◆ Record excerpts:
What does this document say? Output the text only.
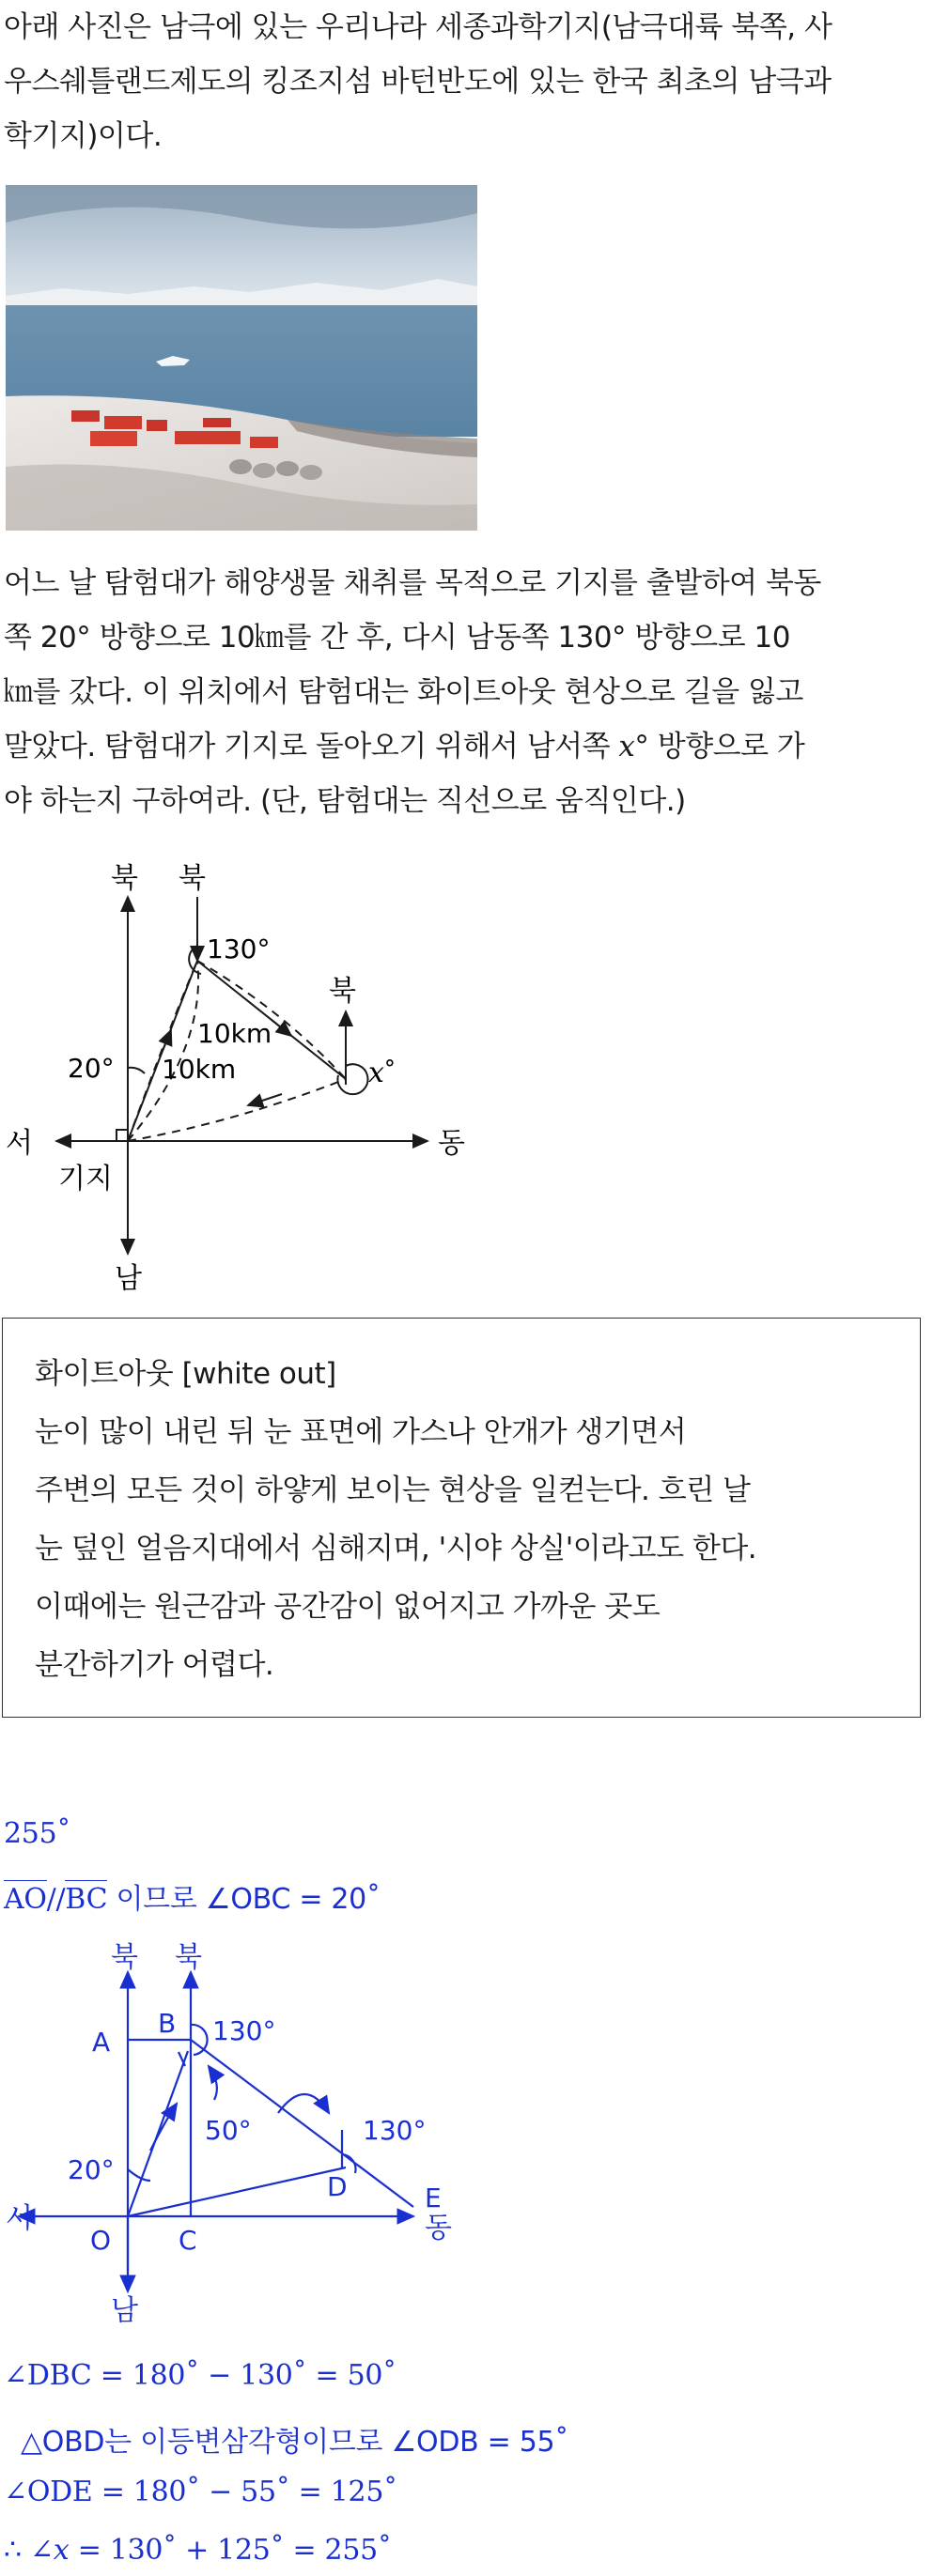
아래 사진은 남극에 있는 우리나라 세종과학기지(남극대륙 북쪽, 사
우스쉐틀랜드제도의 킹조지섬 바턴반도에 있는 한국 최초의 남극과
학기지)이다.
어느 날 탐험대가 해양생물 채취를 목적으로 기지를 출발하여 북동
쪽 20° 방향으로 10㎞를 간 후, 다시 남동쪽 130° 방향으로 10
㎞를 갔다. 이 위치에서 탐험대는 화이트아웃 현상으로 길을 잃고
말았다. 탐험대가 기지로 돌아오기 위해서 남서쪽 x° 방향으로 가
야 하는지 구하여라. (단, 탐험대는 직선으로 움직인다.)
북 북
북
130°
10km
10km
20°	x°
서	동
남
기지
화이트아웃 [white out]
눈이 많이 내린 뒤 눈 표면에 가스나 안개가 생기면서
주변의 모든 것이 하얗게 보이는 현상을 일컫는다. 흐린 날
눈 덮인 얼음지대에서 심해지며, '시야 상실'이라고도 한다.
이때에는 원근감과 공간감이 없어지고 가까운 곳도
분간하기가 어렵다.
255˚
AO//BC 이므로 ∠OBC = 20˚
북 북
A
B
C
D	E
O
130°
50°	130°
20°
서	동
남
∠DBC = 180˚ − 130˚ = 50˚
△OBD는 이등변삼각형이므로 ∠ODB = 55˚
∠ODE = 180˚ − 55˚ = 125˚
∴ ∠x = 130˚ + 125˚ = 255˚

◆ Short exercise: Pictures are to be left out; the records above must be repeated word for word.

◆ Reply:
What does this document say? Output the text only.
아래 사진은 남극에 있는 우리나라 세종과학기지(남극대륙 북쪽, 사
우스쉐틀랜드제도의 킹조지섬 바턴반도에 있는 한국 최초의 남극과
학기지)이다.
어느 날 탐험대가 해양생물 채취를 목적으로 기지를 출발하여 북동
쪽 20° 방향으로 10㎞를 간 후, 다시 남동쪽 130° 방향으로 10
㎞를 갔다. 이 위치에서 탐험대는 화이트아웃 현상으로 길을 잃고
말았다. 탐험대가 기지로 돌아오기 위해서 남서쪽 x° 방향으로 가
야 하는지 구하여라. (단, 탐험대는 직선으로 움직인다.)
북 북
북
130°
10km
10km
20°	x°
서	동
남
기지
화이트아웃 [white out]
눈이 많이 내린 뒤 눈 표면에 가스나 안개가 생기면서
주변의 모든 것이 하얗게 보이는 현상을 일컫는다. 흐린 날
눈 덮인 얼음지대에서 심해지며, '시야 상실'이라고도 한다.
이때에는 원근감과 공간감이 없어지고 가까운 곳도
분간하기가 어렵다.
255˚
AO//BC 이므로 ∠OBC = 20˚
북 북
A
B
C
D	E
O
130°
50°	130°
20°
서	동
남
∠DBC = 180˚ − 130˚ = 50˚
△OBD는 이등변삼각형이므로 ∠ODB = 55˚
∠ODE = 180˚ − 55˚ = 125˚
∴ ∠x = 130˚ + 125˚ = 255˚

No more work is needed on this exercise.